--- What is asked ---
The entries below are to be written out again without alteration.

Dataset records
## BEGIN

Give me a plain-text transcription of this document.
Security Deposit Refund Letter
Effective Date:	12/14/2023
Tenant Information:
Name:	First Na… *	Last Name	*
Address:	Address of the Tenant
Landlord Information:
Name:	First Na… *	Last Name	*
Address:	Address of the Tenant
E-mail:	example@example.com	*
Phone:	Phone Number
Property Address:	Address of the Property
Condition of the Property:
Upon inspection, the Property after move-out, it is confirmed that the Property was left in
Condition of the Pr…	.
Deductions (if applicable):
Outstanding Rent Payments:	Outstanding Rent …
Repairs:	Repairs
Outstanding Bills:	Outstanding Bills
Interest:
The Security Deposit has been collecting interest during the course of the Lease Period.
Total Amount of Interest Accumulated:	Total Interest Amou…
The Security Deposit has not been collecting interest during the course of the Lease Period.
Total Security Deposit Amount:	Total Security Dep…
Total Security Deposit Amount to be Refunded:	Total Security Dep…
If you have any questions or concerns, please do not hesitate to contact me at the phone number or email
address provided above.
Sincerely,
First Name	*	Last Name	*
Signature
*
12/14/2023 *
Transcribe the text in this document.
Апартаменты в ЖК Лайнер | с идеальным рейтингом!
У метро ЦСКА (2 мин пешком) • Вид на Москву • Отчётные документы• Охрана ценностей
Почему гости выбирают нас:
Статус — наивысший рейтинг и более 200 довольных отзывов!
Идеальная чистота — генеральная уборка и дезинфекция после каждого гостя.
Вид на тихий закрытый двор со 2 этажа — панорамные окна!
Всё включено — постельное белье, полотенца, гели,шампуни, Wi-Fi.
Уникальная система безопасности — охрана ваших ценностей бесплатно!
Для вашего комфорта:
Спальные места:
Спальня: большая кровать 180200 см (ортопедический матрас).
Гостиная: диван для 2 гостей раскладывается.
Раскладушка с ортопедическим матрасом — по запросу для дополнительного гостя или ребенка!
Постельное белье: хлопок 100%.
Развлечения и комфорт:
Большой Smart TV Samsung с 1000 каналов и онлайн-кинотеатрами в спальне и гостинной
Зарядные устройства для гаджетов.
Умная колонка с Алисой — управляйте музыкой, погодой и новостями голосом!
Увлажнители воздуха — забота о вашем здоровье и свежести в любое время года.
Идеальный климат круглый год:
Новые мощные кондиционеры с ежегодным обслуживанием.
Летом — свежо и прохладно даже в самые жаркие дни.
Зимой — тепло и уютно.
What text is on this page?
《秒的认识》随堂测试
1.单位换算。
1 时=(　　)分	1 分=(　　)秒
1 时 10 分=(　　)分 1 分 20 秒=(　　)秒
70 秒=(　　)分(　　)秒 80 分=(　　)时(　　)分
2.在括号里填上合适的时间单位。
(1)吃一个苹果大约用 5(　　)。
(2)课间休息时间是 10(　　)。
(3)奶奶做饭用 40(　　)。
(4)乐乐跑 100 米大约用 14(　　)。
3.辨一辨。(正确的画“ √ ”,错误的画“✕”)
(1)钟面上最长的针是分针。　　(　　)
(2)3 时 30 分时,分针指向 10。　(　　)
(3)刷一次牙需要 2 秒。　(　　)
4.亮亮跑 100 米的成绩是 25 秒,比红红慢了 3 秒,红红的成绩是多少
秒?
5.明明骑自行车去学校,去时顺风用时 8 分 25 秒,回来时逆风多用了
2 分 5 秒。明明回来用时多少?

## END

--- Reply to the task ---
Give me a plain-text transcription of this document.
Security Deposit Refund Letter
Effective Date:	12/14/2023
Tenant Information:
Name:	First Na… *	Last Name	*
Address:	Address of the Tenant
Landlord Information:
Name:	First Na… *	Last Name	*
Address:	Address of the Tenant
E-mail:	example@example.com	*
Phone:	Phone Number
Property Address:	Address of the Property
Condition of the Property:
Upon inspection, the Property after move-out, it is confirmed that the Property was left in
Condition of the Pr…	.
Deductions (if applicable):
Outstanding Rent Payments:	Outstanding Rent …
Repairs:	Repairs
Outstanding Bills:	Outstanding Bills
Interest:
The Security Deposit has been collecting interest during the course of the Lease Period.
Total Amount of Interest Accumulated:	Total Interest Amou…
The Security Deposit has not been collecting interest during the course of the Lease Period.
Total Security Deposit Amount:	Total Security Dep…
Total Security Deposit Amount to be Refunded:	Total Security Dep…
If you have any questions or concerns, please do not hesitate to contact me at the phone number or email
address provided above.
Sincerely,
First Name	*	Last Name	*
Signature
*
12/14/2023 *
Transcribe the text in this document.
Апартаменты в ЖК Лайнер | с идеальным рейтингом!
У метро ЦСКА (2 мин пешком) • Вид на Москву • Отчётные документы• Охрана ценностей
Почему гости выбирают нас:
Статус — наивысший рейтинг и более 200 довольных отзывов!
Идеальная чистота — генеральная уборка и дезинфекция после каждого гостя.
Вид на тихий закрытый двор со 2 этажа — панорамные окна!
Всё включено — постельное белье, полотенца, гели,шампуни, Wi-Fi.
Уникальная система безопасности — охрана ваших ценностей бесплатно!
Для вашего комфорта:
Спальные места:
Спальня: большая кровать 180200 см (ортопедический матрас).
Гостиная: диван для 2 гостей раскладывается.
Раскладушка с ортопедическим матрасом — по запросу для дополнительного гостя или ребенка!
Постельное белье: хлопок 100%.
Развлечения и комфорт:
Большой Smart TV Samsung с 1000 каналов и онлайн-кинотеатрами в спальне и гостинной
Зарядные устройства для гаджетов.
Умная колонка с Алисой — управляйте музыкой, погодой и новостями голосом!
Увлажнители воздуха — забота о вашем здоровье и свежести в любое время года.
Идеальный климат круглый год:
Новые мощные кондиционеры с ежегодным обслуживанием.
Летом — свежо и прохладно даже в самые жаркие дни.
Зимой — тепло и уютно.
What text is on this page?
《秒的认识》随堂测试
1.单位换算。
1 时=(　　)分	1 分=(　　)秒
1 时 10 分=(　　)分 1 分 20 秒=(　　)秒
70 秒=(　　)分(　　)秒 80 分=(　　)时(　　)分
2.在括号里填上合适的时间单位。
(1)吃一个苹果大约用 5(　　)。
(2)课间休息时间是 10(　　)。
(3)奶奶做饭用 40(　　)。
(4)乐乐跑 100 米大约用 14(　　)。
3.辨一辨。(正确的画“ √ ”,错误的画“✕”)
(1)钟面上最长的针是分针。　　(　　)
(2)3 时 30 分时,分针指向 10。　(　　)
(3)刷一次牙需要 2 秒。　(　　)
4.亮亮跑 100 米的成绩是 25 秒,比红红慢了 3 秒,红红的成绩是多少
秒?
5.明明骑自行车去学校,去时顺风用时 8 分 25 秒,回来时逆风多用了
2 分 5 秒。明明回来用时多少?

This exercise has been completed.